§ Work required: In the entries below, find every line holding the string "иглофильтров" and collect it.

# # # #

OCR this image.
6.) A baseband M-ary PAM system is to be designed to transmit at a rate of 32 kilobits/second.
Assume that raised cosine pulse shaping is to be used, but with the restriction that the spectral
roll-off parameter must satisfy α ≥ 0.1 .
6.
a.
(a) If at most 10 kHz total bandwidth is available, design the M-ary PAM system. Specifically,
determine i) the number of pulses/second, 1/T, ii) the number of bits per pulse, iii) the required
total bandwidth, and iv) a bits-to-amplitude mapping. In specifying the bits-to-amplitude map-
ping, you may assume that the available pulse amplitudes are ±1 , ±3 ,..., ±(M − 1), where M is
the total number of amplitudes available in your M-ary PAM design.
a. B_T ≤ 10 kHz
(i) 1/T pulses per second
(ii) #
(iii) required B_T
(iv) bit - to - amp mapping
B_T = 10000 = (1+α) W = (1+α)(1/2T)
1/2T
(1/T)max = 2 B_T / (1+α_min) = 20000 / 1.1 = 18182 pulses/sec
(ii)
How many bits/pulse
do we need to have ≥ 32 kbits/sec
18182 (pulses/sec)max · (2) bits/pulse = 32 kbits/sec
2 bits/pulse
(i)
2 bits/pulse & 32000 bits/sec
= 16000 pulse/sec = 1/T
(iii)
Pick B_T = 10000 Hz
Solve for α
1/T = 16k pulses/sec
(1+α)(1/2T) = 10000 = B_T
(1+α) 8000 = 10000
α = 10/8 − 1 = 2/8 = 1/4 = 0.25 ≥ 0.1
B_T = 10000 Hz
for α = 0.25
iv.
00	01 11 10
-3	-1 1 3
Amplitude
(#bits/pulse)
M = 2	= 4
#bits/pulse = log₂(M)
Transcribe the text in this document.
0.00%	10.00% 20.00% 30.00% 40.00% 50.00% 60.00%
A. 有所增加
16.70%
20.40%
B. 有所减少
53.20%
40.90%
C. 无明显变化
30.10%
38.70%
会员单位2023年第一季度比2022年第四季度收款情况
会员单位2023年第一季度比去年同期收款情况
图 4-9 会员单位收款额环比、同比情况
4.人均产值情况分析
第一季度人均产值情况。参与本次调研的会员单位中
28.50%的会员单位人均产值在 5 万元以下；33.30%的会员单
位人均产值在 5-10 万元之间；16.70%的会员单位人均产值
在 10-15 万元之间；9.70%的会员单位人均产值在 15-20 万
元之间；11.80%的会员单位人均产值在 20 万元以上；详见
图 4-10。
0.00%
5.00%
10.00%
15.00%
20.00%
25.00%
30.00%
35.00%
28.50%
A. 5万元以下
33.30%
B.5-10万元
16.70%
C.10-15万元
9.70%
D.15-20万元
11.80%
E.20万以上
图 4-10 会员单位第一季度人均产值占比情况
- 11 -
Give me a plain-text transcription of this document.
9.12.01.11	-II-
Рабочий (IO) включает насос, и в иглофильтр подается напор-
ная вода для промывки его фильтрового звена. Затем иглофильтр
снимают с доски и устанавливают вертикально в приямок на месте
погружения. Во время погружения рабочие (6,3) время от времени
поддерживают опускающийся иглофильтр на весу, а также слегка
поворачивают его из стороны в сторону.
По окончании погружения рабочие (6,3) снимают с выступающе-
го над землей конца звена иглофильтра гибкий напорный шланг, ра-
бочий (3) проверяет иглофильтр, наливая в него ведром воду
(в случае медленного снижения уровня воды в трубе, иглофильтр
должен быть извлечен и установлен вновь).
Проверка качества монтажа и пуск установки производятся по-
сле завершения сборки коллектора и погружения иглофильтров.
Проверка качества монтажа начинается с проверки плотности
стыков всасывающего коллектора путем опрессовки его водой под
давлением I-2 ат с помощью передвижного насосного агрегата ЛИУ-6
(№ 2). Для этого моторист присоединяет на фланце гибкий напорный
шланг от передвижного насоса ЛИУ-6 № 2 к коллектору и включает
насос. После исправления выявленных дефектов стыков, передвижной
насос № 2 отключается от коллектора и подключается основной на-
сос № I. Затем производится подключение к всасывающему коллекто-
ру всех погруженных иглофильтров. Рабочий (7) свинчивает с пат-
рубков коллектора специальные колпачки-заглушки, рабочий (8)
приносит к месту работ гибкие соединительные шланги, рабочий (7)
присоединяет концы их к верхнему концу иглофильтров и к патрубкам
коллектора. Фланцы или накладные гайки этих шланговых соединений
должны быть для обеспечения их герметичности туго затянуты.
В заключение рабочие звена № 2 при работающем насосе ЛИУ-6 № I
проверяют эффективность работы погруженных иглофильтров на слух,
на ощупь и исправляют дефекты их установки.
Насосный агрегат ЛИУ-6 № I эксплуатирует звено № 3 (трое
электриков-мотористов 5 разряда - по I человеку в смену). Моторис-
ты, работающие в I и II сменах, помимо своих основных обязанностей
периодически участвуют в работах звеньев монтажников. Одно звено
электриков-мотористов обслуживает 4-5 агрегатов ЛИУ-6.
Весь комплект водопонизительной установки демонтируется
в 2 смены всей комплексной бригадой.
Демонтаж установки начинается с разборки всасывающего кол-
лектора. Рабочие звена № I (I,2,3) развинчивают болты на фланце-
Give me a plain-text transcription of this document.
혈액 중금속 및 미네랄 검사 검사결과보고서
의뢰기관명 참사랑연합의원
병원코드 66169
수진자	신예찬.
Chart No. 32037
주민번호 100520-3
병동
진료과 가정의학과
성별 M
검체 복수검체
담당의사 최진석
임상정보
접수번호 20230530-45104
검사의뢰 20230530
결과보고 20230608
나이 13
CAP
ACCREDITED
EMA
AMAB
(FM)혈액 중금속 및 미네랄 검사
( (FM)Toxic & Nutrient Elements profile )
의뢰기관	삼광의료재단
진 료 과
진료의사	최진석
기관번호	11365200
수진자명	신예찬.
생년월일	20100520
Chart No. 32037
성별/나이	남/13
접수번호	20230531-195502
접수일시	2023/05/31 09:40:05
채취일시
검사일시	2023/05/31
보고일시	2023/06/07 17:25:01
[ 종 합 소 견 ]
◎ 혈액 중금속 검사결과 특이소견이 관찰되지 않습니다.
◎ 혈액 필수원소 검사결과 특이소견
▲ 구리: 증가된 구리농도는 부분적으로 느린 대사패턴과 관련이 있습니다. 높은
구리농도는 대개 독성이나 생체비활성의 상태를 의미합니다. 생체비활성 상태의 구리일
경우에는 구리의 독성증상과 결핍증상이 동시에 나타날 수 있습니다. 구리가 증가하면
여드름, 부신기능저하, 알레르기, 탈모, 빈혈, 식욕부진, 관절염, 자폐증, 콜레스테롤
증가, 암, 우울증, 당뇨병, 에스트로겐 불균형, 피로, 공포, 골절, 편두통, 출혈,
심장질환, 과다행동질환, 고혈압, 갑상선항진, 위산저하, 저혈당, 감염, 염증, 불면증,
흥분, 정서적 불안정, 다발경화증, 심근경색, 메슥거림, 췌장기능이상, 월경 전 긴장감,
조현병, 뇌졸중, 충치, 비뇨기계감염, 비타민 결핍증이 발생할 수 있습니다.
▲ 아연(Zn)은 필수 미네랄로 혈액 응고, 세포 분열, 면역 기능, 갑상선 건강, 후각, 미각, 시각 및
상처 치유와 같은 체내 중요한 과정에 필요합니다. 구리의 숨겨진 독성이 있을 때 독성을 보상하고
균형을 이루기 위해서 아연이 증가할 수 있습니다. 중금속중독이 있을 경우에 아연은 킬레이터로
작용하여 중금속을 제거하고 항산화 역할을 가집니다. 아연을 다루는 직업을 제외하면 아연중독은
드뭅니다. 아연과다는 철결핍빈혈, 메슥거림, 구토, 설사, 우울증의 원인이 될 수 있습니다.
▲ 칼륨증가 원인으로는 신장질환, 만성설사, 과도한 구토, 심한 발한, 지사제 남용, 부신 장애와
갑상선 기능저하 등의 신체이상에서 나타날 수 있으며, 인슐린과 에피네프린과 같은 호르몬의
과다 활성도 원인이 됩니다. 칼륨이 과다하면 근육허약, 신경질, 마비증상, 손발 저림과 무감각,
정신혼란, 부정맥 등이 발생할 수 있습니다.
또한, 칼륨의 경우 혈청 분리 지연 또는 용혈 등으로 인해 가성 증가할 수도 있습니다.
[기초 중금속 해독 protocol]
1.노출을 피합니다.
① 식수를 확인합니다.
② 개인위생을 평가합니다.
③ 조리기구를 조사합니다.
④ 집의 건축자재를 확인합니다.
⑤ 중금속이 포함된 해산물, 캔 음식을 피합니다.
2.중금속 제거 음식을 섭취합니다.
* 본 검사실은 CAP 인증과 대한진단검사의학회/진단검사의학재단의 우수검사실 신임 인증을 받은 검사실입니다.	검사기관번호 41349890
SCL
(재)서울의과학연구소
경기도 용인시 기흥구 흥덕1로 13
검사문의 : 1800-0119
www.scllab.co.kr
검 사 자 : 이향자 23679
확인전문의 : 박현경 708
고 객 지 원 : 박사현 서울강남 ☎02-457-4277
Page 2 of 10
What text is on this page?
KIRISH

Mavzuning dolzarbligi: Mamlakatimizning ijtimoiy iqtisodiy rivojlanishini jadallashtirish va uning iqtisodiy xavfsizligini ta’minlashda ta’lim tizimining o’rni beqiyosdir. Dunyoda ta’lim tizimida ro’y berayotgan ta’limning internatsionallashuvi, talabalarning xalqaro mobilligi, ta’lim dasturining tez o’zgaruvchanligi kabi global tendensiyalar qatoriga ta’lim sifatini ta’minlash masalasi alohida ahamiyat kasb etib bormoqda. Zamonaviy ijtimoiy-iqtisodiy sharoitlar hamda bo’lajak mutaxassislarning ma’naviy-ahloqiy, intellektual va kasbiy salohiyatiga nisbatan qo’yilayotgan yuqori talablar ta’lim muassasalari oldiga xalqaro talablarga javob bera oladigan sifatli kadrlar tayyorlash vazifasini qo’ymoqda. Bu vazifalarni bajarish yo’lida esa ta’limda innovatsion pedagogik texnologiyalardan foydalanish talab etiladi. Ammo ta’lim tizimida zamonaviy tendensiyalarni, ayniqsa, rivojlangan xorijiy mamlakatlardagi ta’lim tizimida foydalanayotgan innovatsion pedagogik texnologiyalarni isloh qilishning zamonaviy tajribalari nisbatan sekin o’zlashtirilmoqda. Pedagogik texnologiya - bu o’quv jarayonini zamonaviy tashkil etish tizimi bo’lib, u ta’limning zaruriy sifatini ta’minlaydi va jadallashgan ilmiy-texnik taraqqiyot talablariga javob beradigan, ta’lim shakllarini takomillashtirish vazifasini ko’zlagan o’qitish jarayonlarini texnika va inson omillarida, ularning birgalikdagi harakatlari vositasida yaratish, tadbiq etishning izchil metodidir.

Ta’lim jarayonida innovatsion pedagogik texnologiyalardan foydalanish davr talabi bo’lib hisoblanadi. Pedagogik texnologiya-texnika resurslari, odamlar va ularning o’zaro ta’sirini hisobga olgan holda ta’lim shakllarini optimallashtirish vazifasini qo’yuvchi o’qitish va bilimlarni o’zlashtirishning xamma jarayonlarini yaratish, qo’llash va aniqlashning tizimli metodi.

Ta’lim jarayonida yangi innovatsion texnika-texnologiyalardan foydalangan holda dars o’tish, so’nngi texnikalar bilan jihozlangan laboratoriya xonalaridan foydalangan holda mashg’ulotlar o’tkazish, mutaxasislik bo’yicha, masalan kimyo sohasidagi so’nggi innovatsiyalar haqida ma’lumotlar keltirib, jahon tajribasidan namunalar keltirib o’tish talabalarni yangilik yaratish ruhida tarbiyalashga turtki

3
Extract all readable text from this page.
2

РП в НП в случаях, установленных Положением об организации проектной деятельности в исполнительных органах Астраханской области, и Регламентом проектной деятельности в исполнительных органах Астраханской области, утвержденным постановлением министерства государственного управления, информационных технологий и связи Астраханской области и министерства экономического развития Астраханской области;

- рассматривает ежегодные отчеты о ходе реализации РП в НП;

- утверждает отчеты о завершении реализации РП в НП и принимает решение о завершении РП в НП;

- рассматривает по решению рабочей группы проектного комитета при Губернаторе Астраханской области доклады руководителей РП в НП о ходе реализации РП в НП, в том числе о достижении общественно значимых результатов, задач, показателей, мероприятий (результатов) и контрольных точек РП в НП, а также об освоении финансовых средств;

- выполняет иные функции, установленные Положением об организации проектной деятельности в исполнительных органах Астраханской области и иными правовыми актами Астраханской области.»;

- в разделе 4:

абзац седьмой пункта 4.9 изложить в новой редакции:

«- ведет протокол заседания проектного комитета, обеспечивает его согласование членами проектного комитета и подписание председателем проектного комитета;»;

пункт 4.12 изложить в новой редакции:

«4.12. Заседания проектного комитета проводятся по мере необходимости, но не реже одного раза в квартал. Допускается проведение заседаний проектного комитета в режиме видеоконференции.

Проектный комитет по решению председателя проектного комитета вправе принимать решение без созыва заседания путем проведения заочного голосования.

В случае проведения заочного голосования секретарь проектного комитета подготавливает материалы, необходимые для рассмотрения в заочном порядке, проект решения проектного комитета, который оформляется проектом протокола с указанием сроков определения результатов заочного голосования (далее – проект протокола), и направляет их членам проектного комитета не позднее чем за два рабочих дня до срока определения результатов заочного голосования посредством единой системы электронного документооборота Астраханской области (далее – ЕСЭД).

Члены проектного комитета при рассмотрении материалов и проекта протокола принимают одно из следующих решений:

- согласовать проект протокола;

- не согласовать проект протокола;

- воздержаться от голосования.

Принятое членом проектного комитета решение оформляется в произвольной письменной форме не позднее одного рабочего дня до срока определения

# # # #

§ Solved exercise:
сле завершения сборки коллектора и погружения иглофильтров.
ру всех погруженных иглофильтров. Рабочий (7) свинчивает с пат-
присоединяет концы их к верхнему концу иглофильтров и к патрубкам
проверяют эффективность работы погруженных иглофильтров на слух,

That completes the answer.